#### [Aim]
In the records below, find each line containing the word "nghĩa" and copy it.

#### [Records shown]
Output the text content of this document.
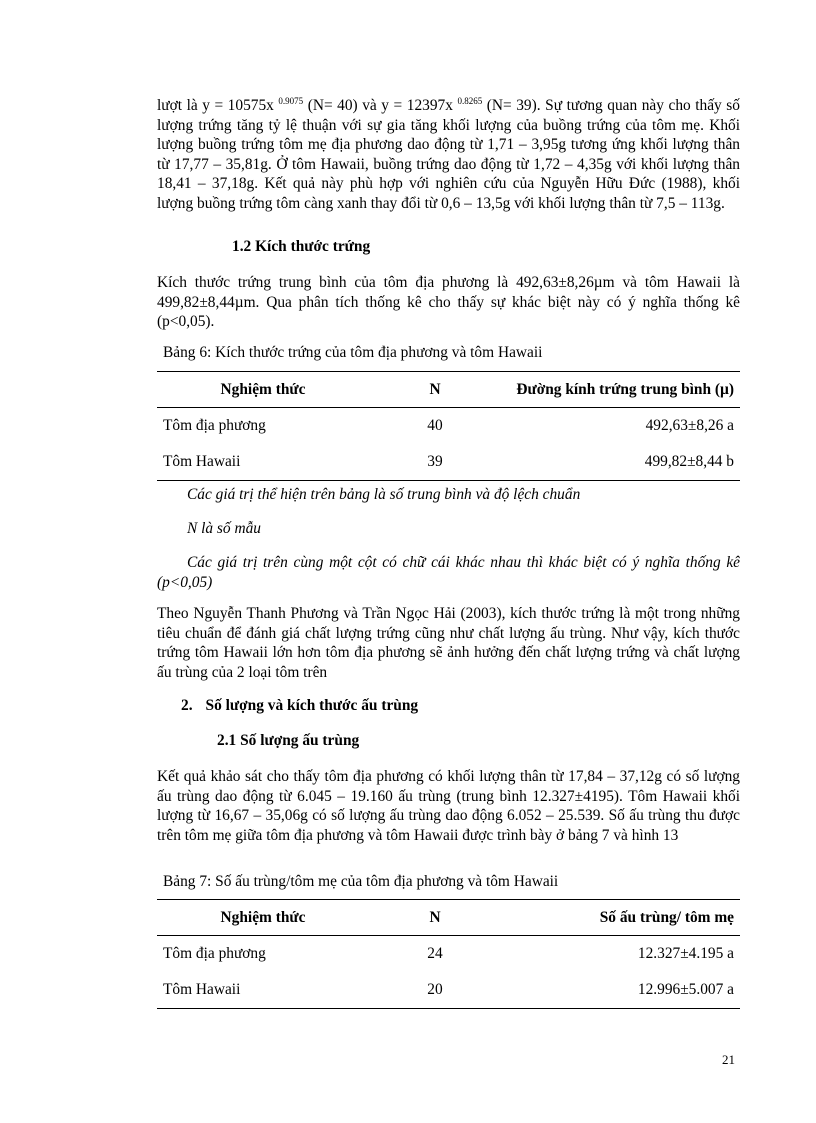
lượt là y = 10575x $^{0.9075}$ (N= 40) và y = 12397x $^{0.8265}$ (N= 39). Sự tương quan này cho thấy số lượng trứng tăng tỷ lệ thuận với sự gia tăng khối lượng của buồng trứng của tôm mẹ. Khối lượng buồng trứng tôm mẹ địa phương dao động từ 1,71 – 3,95g tương ứng khối lượng thân từ 17,77 – 35,81g. Ở tôm Hawaii, buồng trứng dao động từ 1,72 – 4,35g với khối lượng thân 18,41 – 37,18g. Kết quả này phù hợp với nghiên cứu của Nguyễn Hữu Đức (1988), khối lượng buồng trứng tôm càng xanh thay đổi từ 0,6 – 13,5g với khối lượng thân từ 7,5 – 113g.

1.2 Kích thước trứng

Kích thước trứng trung bình của tôm địa phương là 492,63±8,26µm và tôm Hawaii là 499,82±8,44µm. Qua phân tích thống kê cho thấy sự khác biệt này có ý nghĩa thống kê (p<0,05).

Bảng 6: Kích thước trứng của tôm địa phương và tôm Hawaii

Nghiệm thức	N	Đường kính trứng trung bình (µ)
Tôm địa phương	40	492,63±8,26 a
Tôm Hawaii	39	499,82±8,44 b

Các giá trị thể hiện trên bảng là số trung bình và độ lệch chuẩn

N là số mẫu

Các giá trị trên cùng một cột có chữ cái khác nhau thì khác biệt có ý nghĩa thống kê (p<0,05)

Theo Nguyễn Thanh Phương và Trần Ngọc Hải (2003), kích thước trứng là một trong những tiêu chuẩn để đánh giá chất lượng trứng cũng như chất lượng ấu trùng. Như vậy, kích thước trứng tôm Hawaii lớn hơn tôm địa phương sẽ ảnh hưởng đến chất lượng trứng và chất lượng ấu trùng của 2 loại tôm trên

2. Số lượng và kích thước ấu trùng

2.1 Số lượng ấu trùng

Kết quả khảo sát cho thấy tôm địa phương có khối lượng thân từ 17,84 – 37,12g có số lượng ấu trùng dao động từ 6.045 – 19.160 ấu trùng (trung bình 12.327±4195). Tôm Hawaii khối lượng từ 16,67 – 35,06g có số lượng ấu trùng dao động 6.052 – 25.539. Số ấu trùng thu được trên tôm mẹ giữa tôm địa phương và tôm Hawaii được trình bày ở bảng 7 và hình 13

Bảng 7: Số ấu trùng/tôm mẹ của tôm địa phương và tôm Hawaii

Nghiệm thức	N	Số ấu trùng/ tôm mẹ
Tôm địa phương	24	12.327±4.195 a
Tôm Hawaii	20	12.996±5.007 a
21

#### [Answer to this problem]
Kích thước trứng trung bình của tôm địa phương là 492,63±8,26µm và tôm Hawaii là 499,82±8,44µm. Qua phân tích thống kê cho thấy sự khác biệt này có ý nghĩa thống kê (p<0,05).
Các giá trị trên cùng một cột có chữ cái khác nhau thì khác biệt có ý nghĩa thống kê (p<0,05)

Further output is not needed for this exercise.